- [GIVEN TASK] What is the number of lines containing the string "スロープクルースウェットシャツ"? Answer with the number only.

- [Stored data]
....................

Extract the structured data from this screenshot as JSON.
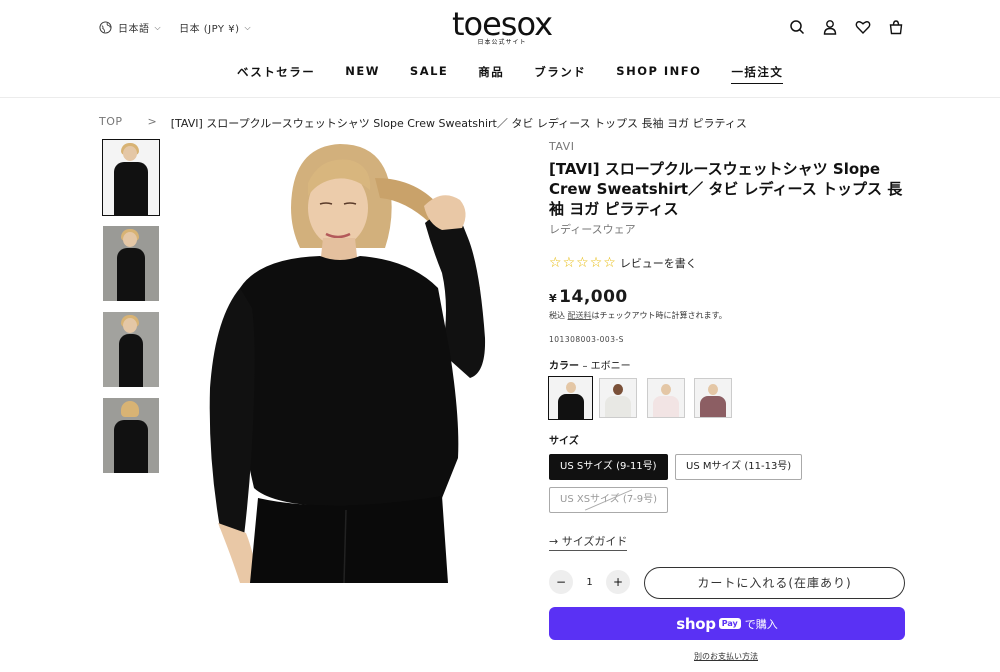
{
  "header": {
    "language": "日本語",
    "currency": "日本 (JPY ¥)",
    "logo_text": "toesox",
    "logo_subtitle": "日本公式サイト",
    "nav": [
      "ベストセラー",
      "NEW",
      "SALE",
      "商品",
      "ブランド",
      "SHOP INFO",
      "一括注文"
    ],
    "icons": [
      "search-icon",
      "account-icon",
      "wishlist-icon",
      "cart-icon"
    ]
  },
  "breadcrumb": {
    "home": "TOP",
    "separator": ">",
    "current": "[TAVI] スロープクルースウェットシャツ Slope Crew Sweatshirt／ タビ レディース トップス 長袖 ヨガ ピラティス"
  },
  "product": {
    "brand": "TAVI",
    "title": "[TAVI] スロープクルースウェットシャツ Slope Crew Sweatshirt／ タビ レディース トップス 長袖 ヨガ ピラティス",
    "category": "レディースウェア",
    "rating_stars": 0,
    "review_link": "レビューを書く",
    "price_symbol": "¥",
    "price": "14,000",
    "tax_prefix": "税込",
    "tax_link": "配送料",
    "tax_suffix": "はチェックアウト時に計算されます。",
    "sku": "101308003-003-S",
    "color_label": "カラー",
    "color_value": "– エボニー",
    "color_swatches": [
      {
        "body": "#111111"
      },
      {
        "body": "#e8e8e4"
      },
      {
        "body": "#f2e4e4"
      },
      {
        "body": "#8c5e63"
      }
    ],
    "size_label": "サイズ",
    "sizes": [
      "US Sサイズ (9-11号)",
      "US Mサイズ (11-13号)",
      "US XSサイズ (7-9号)"
    ],
    "size_guide": "→ サイズガイド",
    "quantity": "1",
    "qty_minus": "−",
    "qty_plus": "+",
    "add_to_cart": "カートに入れる(在庫あり)",
    "shoppay_brand": "shop",
    "shoppay_pay": "Pay",
    "shoppay_action": "で購入",
    "other_payment": "別のお支払い方法"
  },
  "colors": {
    "shoppay": "#5a31f4",
    "star": "#e6b800"
  }
}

....................

- [RESULT] 2